→ Work to be completed
Repeat all the material exactly; pictures stay out of your copy.

→ Information provided
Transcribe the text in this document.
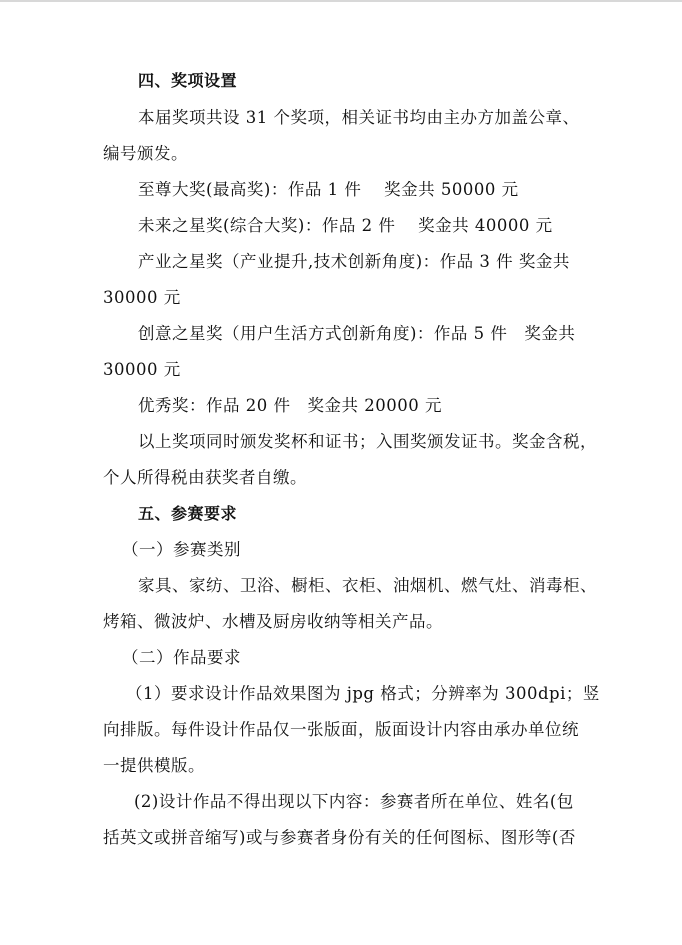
四、奖项设置

本届奖项共设 31 个奖项，相关证书均由主办方加盖公章、

编号颁发。

至尊大奖(最高奖)：作品 1 件　 奖金共 50000 元

未来之星奖(综合大奖)：作品 2 件　 奖金共 40000 元

产业之星奖（产业提升,技术创新角度)：作品 3 件 奖金共

30000 元

创意之星奖（用户生活方式创新角度)：作品 5 件　奖金共

30000 元

优秀奖：作品 20 件　奖金共 20000 元

以上奖项同时颁发奖杯和证书；入围奖颁发证书。奖金含税，

个人所得税由获奖者自缴。

五、参赛要求

（一）参赛类别

家具、家纺、卫浴、橱柜、衣柜、油烟机、燃气灶、消毒柜、

烤箱、微波炉、水槽及厨房收纳等相关产品。

（二）作品要求

（1）要求设计作品效果图为 jpg 格式；分辨率为 300dpi；竖

向排版。每件设计作品仅一张版面，版面设计内容由承办单位统

一提供模版。

(2)设计作品不得出现以下内容：参赛者所在单位、姓名(包

括英文或拼音缩写)或与参赛者身份有关的任何图标、图形等(否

→ Answer
Transcribe the text in this document.
四、奖项设置

本届奖项共设 31 个奖项，相关证书均由主办方加盖公章、

编号颁发。

至尊大奖(最高奖)：作品 1 件　 奖金共 50000 元

未来之星奖(综合大奖)：作品 2 件　 奖金共 40000 元

产业之星奖（产业提升,技术创新角度)：作品 3 件 奖金共

30000 元

创意之星奖（用户生活方式创新角度)：作品 5 件　奖金共

30000 元

优秀奖：作品 20 件　奖金共 20000 元

以上奖项同时颁发奖杯和证书；入围奖颁发证书。奖金含税，

个人所得税由获奖者自缴。

五、参赛要求

（一）参赛类别

家具、家纺、卫浴、橱柜、衣柜、油烟机、燃气灶、消毒柜、

烤箱、微波炉、水槽及厨房收纳等相关产品。

（二）作品要求

（1）要求设计作品效果图为 jpg 格式；分辨率为 300dpi；竖

向排版。每件设计作品仅一张版面，版面设计内容由承办单位统

一提供模版。

(2)设计作品不得出现以下内容：参赛者所在单位、姓名(包

括英文或拼音缩写)或与参赛者身份有关的任何图标、图形等(否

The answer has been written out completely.